Page >>
□ □ □
Unlike the even dinkier Mini, the Renault 5 could be had with five doors, a usable boot and even spawned a mad-cap mid-engined variant that took the fight to Audi and Lancia on rally stages around the world. 

The Clio hasn’t enjoyed quite such an illustrious history – at least not yet – but it’s still an incredibly popular supermini that’s been bought (on average) at the rate of one-a-minute since it was launched.

This latest fifth-generation model stays true to its compact-yet-practical roots by being slightly smaller than the car it replaces – unlike most ever-ballooning modern superminis.

In fact, the Clio Mk. 5, with its box-fresh underpinnings and 85% all-new components, looks pretty much identical to the old model. Yes, you get some Mégane-esque headlights, new bumpers and a broader bootlid that blends in with the rear bumper, but the upturned rear window sills, one-box silhouette and pinched-waistline door mouldings remain mostly unchanged. 

Renault’s designers were probably too busy revamping its interior to worry too about what the Clio looked like on the outside

This might sound like a bit of a missed opportunity, but one look at the new Renault Clio’s cabin and you’ll realise Renault’s designers were probably too busy revamping its interior to worry too much about what the Clio looked like on the outside. 

Instead of the old car’s acres of shiny (but easy to scratch) plastics and Fisher-Price buttons, you get a seriously swanky cabin that wouldn’t look out of place in something costing twice the price. Renault hasn’t scrimped on materials for the new Clio, either – almost every surface above the centre console feels at least as soft and yielding as in a VW Polo. 

Unfortunately, the Clio’s portrait infotainment touchscreen isn’t a patch on the Polo’s system. It looks rather smart and it’s easy to read (even in bright sunlight) but the fiddly menus are a pain to use on the move and the graphics aren’t exactly cutting-edge. At least the digital driver’s display helps make up for the central screen’s shortcomings, but it still lags behind the VW’s sharper, brighter unit.

Once again, the Clio plays second fiddle to the Polo when it comes to carrying passengers. Sure, there’s space for a generously-proportioned Gallic driver to get comfortable in the front, but space in the back is a bit more ‘Asterix’ than ‘Obelix’.
□ □ □
Labeled region entries:
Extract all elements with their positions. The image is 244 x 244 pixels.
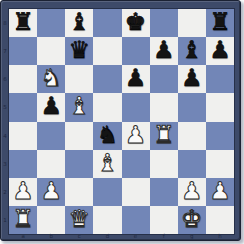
square-b8[interactable]	[37, 9, 65, 37]
square-e2[interactable]	[122, 178, 150, 206]
rank-label-6: 6	[1, 65, 9, 93]
square-h5[interactable]	[206, 93, 234, 121]
square-b2[interactable]: ♟	[37, 178, 65, 206]
square-g3[interactable]	[178, 150, 206, 178]
square-a6[interactable]	[9, 65, 37, 93]
square-f5[interactable]	[150, 93, 178, 121]
square-h1[interactable]	[206, 206, 234, 234]
white-knight[interactable]: ♞	[40, 65, 62, 92]
square-c2[interactable]	[65, 178, 93, 206]
black-rook[interactable]: ♜	[209, 9, 231, 36]
square-f4[interactable]: ♜	[150, 122, 178, 150]
square-g5[interactable]	[178, 93, 206, 121]
white-pawn[interactable]: ♟	[40, 178, 62, 205]
square-c8[interactable]: ♝	[65, 9, 93, 37]
square-a3[interactable]	[9, 150, 37, 178]
square-h2[interactable]: ♟	[206, 178, 234, 206]
file-label-g: g	[178, 232, 206, 240]
rank-label-5: 5	[1, 93, 9, 121]
square-g8[interactable]	[178, 9, 206, 37]
square-d7[interactable]	[93, 37, 121, 65]
white-pawn[interactable]: ♟	[209, 178, 231, 205]
square-f3[interactable]	[150, 150, 178, 178]
file-labels: abcdefgh	[9, 232, 234, 240]
white-bishop[interactable]: ♝	[69, 93, 91, 120]
black-queen[interactable]: ♛	[69, 37, 91, 64]
square-h7[interactable]: ♟	[206, 37, 234, 65]
square-b7[interactable]	[37, 37, 65, 65]
white-pawn[interactable]: ♟	[125, 122, 147, 149]
square-g6[interactable]: ♟	[178, 65, 206, 93]
black-bishop[interactable]: ♝	[181, 37, 203, 64]
square-b6[interactable]: ♞	[37, 65, 65, 93]
square-d8[interactable]	[93, 9, 121, 37]
black-king[interactable]: ♚	[125, 9, 147, 36]
square-b5[interactable]: ♟	[37, 93, 65, 121]
rank-label-8: 8	[1, 9, 9, 37]
square-e3[interactable]	[122, 150, 150, 178]
square-d3[interactable]: ♝	[93, 150, 121, 178]
file-label-c: c	[65, 232, 93, 240]
file-label-a: a	[9, 232, 37, 240]
rank-label-7: 7	[1, 37, 9, 65]
square-h6[interactable]	[206, 65, 234, 93]
rank-label-3: 3	[1, 150, 9, 178]
black-pawn[interactable]: ♟	[125, 65, 147, 92]
white-rook[interactable]: ♜	[12, 206, 34, 233]
chess-board: ♜♝♚♜♛♟♝♟♞♟♟♟♝♞♟♜♝♟♟♟♟♜♛♚ abcdefgh 876543…	[0, 0, 241, 241]
square-g4[interactable]	[178, 122, 206, 150]
white-rook[interactable]: ♜	[153, 122, 175, 149]
board-grid: ♜♝♚♜♛♟♝♟♞♟♟♟♝♞♟♜♝♟♟♟♟♜♛♚	[9, 9, 234, 234]
file-label-b: b	[37, 232, 65, 240]
square-d1[interactable]	[93, 206, 121, 234]
square-g7[interactable]: ♝	[178, 37, 206, 65]
square-b3[interactable]	[37, 150, 65, 178]
square-e6[interactable]: ♟	[122, 65, 150, 93]
black-pawn[interactable]: ♟	[209, 37, 231, 64]
square-e1[interactable]	[122, 206, 150, 234]
square-g2[interactable]: ♟	[178, 178, 206, 206]
square-f1[interactable]	[150, 206, 178, 234]
square-a8[interactable]: ♜	[9, 9, 37, 37]
square-c5[interactable]: ♝	[65, 93, 93, 121]
square-e8[interactable]: ♚	[122, 9, 150, 37]
black-rook[interactable]: ♜	[12, 9, 34, 36]
file-label-d: d	[93, 232, 121, 240]
rank-label-1: 1	[1, 206, 9, 234]
black-pawn[interactable]: ♟	[40, 93, 62, 120]
square-f6[interactable]	[150, 65, 178, 93]
white-pawn[interactable]: ♟	[181, 178, 203, 205]
square-d5[interactable]	[93, 93, 121, 121]
square-e4[interactable]: ♟	[122, 122, 150, 150]
square-f8[interactable]	[150, 9, 178, 37]
square-c6[interactable]	[65, 65, 93, 93]
square-a7[interactable]	[9, 37, 37, 65]
rank-labels: 87654321	[1, 9, 9, 234]
file-label-h: h	[206, 232, 234, 240]
rank-label-2: 2	[1, 178, 9, 206]
black-pawn[interactable]: ♟	[181, 65, 203, 92]
file-label-f: f	[150, 232, 178, 240]
square-h4[interactable]	[206, 122, 234, 150]
square-d6[interactable]	[93, 65, 121, 93]
square-d4[interactable]: ♞	[93, 122, 121, 150]
square-c1[interactable]: ♛	[65, 206, 93, 234]
square-h8[interactable]: ♜	[206, 9, 234, 37]
square-e7[interactable]	[122, 37, 150, 65]
square-a5[interactable]	[9, 93, 37, 121]
square-g1[interactable]: ♚	[178, 206, 206, 234]
square-h3[interactable]	[206, 150, 234, 178]
square-a2[interactable]: ♟	[9, 178, 37, 206]
square-c7[interactable]: ♛	[65, 37, 93, 65]
square-f7[interactable]: ♟	[150, 37, 178, 65]
black-pawn[interactable]: ♟	[153, 37, 175, 64]
square-a1[interactable]: ♜	[9, 206, 37, 234]
white-king[interactable]: ♚	[181, 206, 203, 233]
square-c4[interactable]	[65, 122, 93, 150]
white-queen[interactable]: ♛	[69, 206, 91, 233]
rank-label-4: 4	[1, 122, 9, 150]
white-pawn[interactable]: ♟	[12, 178, 34, 205]
file-label-e: e	[122, 232, 150, 240]
square-f2[interactable]	[150, 178, 178, 206]
black-knight[interactable]: ♞	[97, 122, 119, 149]
white-bishop[interactable]: ♝	[97, 150, 119, 177]
page: ♜♝♚♜♛♟♝♟♞♟♟♟♝♞♟♜♝♟♟♟♟♜♛♚ abcdefgh 876543…	[0, 0, 244, 244]
square-d2[interactable]	[93, 178, 121, 206]
square-c3[interactable]	[65, 150, 93, 178]
black-bishop[interactable]: ♝	[69, 9, 91, 36]
square-b1[interactable]	[37, 206, 65, 234]
square-b4[interactable]	[37, 122, 65, 150]
square-a4[interactable]	[9, 122, 37, 150]
square-e5[interactable]	[122, 93, 150, 121]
□ □ □
What you will do >> Set down, word for word, everything in the Clio review from "Once again, the" down to "more ‘Asterix’ than ‘Obelix’.".

Task result >>
Once again, the Clio plays second fiddle to the Polo when it comes to carrying passengers. Sure, there’s space for a generously-proportioned Gallic driver to get comfortable in the front, but space in the back is a bit more ‘Asterix’ than ‘Obelix’.